▶ _Task details_: Determine how many lines carry the word "bottom". Output that number only.

(Saved entries)
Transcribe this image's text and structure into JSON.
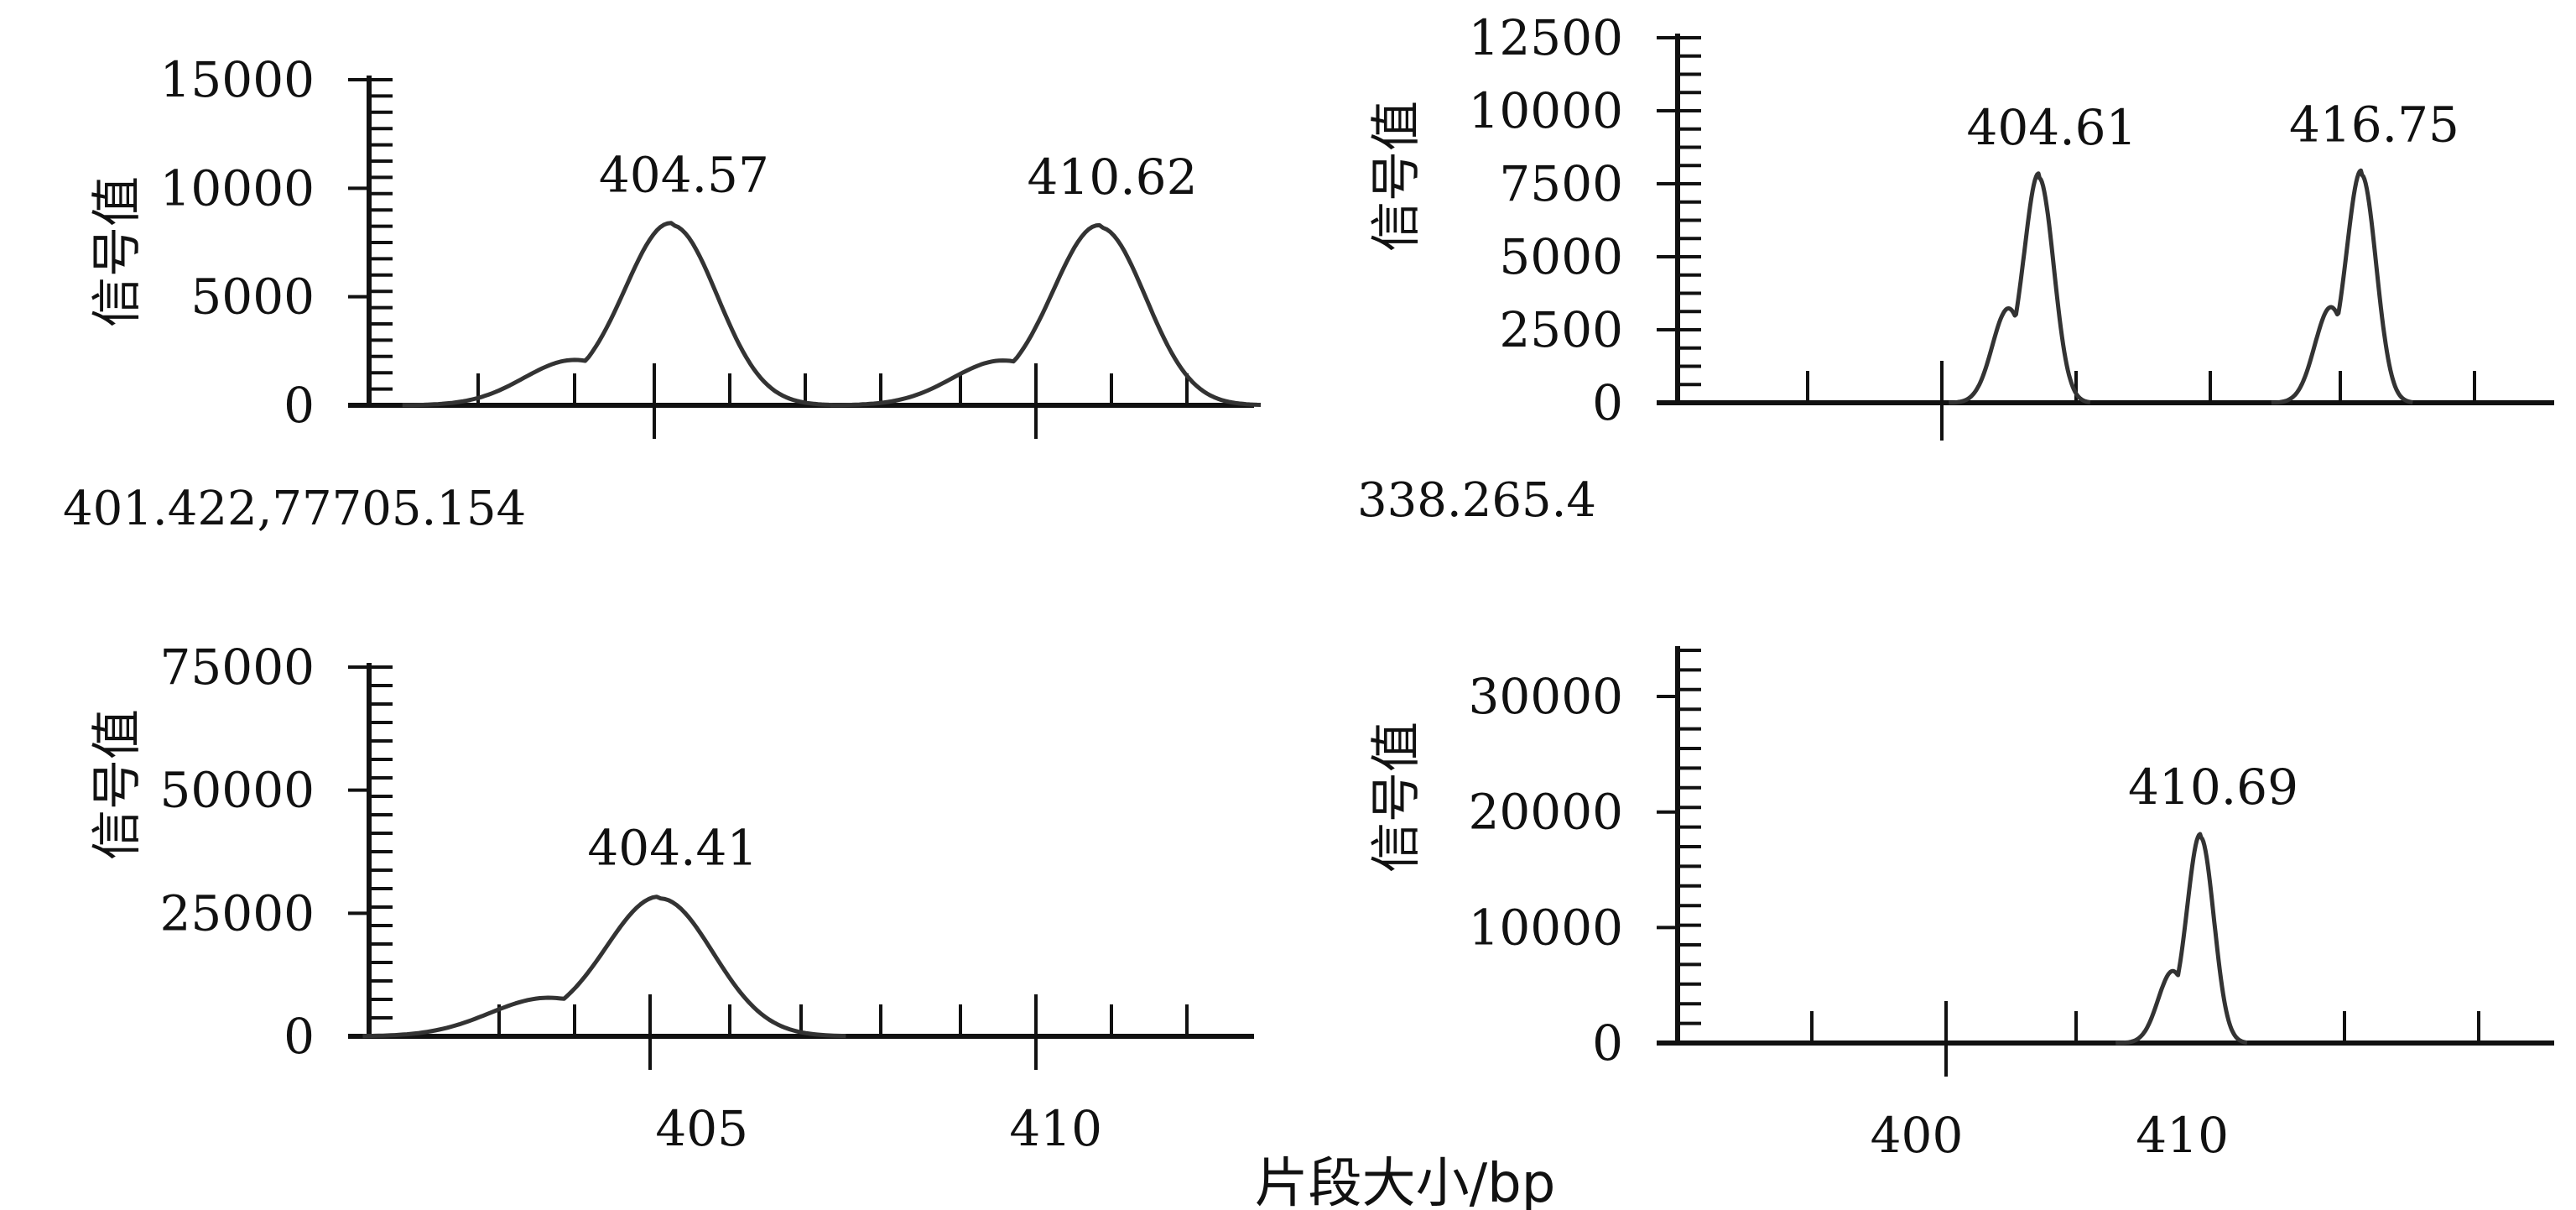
{
  "xlabel_shared": "片段大小/bp",
  "chart_data": [
    {
      "type": "line",
      "panel": "top-left",
      "ylabel": "信号值",
      "ylim": [
        0,
        15000
      ],
      "yticks": [
        0,
        5000,
        10000,
        15000
      ],
      "ytick_labels": [
        "0",
        "5000",
        "10000",
        "15000"
      ],
      "xlim": [
        400.3,
        412.8
      ],
      "xtick_labels": [],
      "note": "401.422,77705.154",
      "peaks": [
        {
          "label": "404.57",
          "x": 404.57,
          "y": 8300,
          "width": 0.65,
          "shoulder": 0.18
        },
        {
          "label": "410.62",
          "x": 410.62,
          "y": 8200,
          "width": 0.65,
          "shoulder": 0.18
        }
      ]
    },
    {
      "type": "line",
      "panel": "top-right",
      "ylabel": "信号值",
      "ylim": [
        0,
        12500
      ],
      "yticks": [
        0,
        2500,
        5000,
        7500,
        10000,
        12500
      ],
      "ytick_labels": [
        "0",
        "2500",
        "5000",
        "7500",
        "10000",
        "12500"
      ],
      "xlim": [
        391,
        424
      ],
      "xtick_labels": [],
      "note": "338.265.4",
      "peaks": [
        {
          "label": "404.61",
          "x": 404.61,
          "y": 7700,
          "width": 0.55,
          "shoulder": 0.3
        },
        {
          "label": "416.75",
          "x": 416.75,
          "y": 7800,
          "width": 0.55,
          "shoulder": 0.3
        }
      ]
    },
    {
      "type": "line",
      "panel": "bottom-left",
      "ylabel": "信号值",
      "ylim": [
        0,
        75000
      ],
      "yticks": [
        0,
        25000,
        50000,
        75000
      ],
      "ytick_labels": [
        "0",
        "25000",
        "50000",
        "75000"
      ],
      "xlim": [
        400.3,
        412.8
      ],
      "xticks": [
        405,
        410
      ],
      "xtick_labels": [
        "405",
        "410"
      ],
      "note": "",
      "peaks": [
        {
          "label": "404.41",
          "x": 404.41,
          "y": 28000,
          "width": 0.75,
          "shoulder": 0.2
        }
      ]
    },
    {
      "type": "line",
      "panel": "bottom-right",
      "ylabel": "信号值",
      "ylim": [
        0,
        34000
      ],
      "yticks": [
        0,
        10000,
        20000,
        30000
      ],
      "ytick_labels": [
        "0",
        "10000",
        "20000",
        "30000"
      ],
      "xlim": [
        391,
        424
      ],
      "xticks": [
        400,
        410
      ],
      "xtick_labels": [
        "400",
        "410"
      ],
      "note": "",
      "peaks": [
        {
          "label": "410.69",
          "x": 410.69,
          "y": 17800,
          "width": 0.5,
          "shoulder": 0.25
        }
      ]
    }
  ]
}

▶ _Solution to the problem_: 2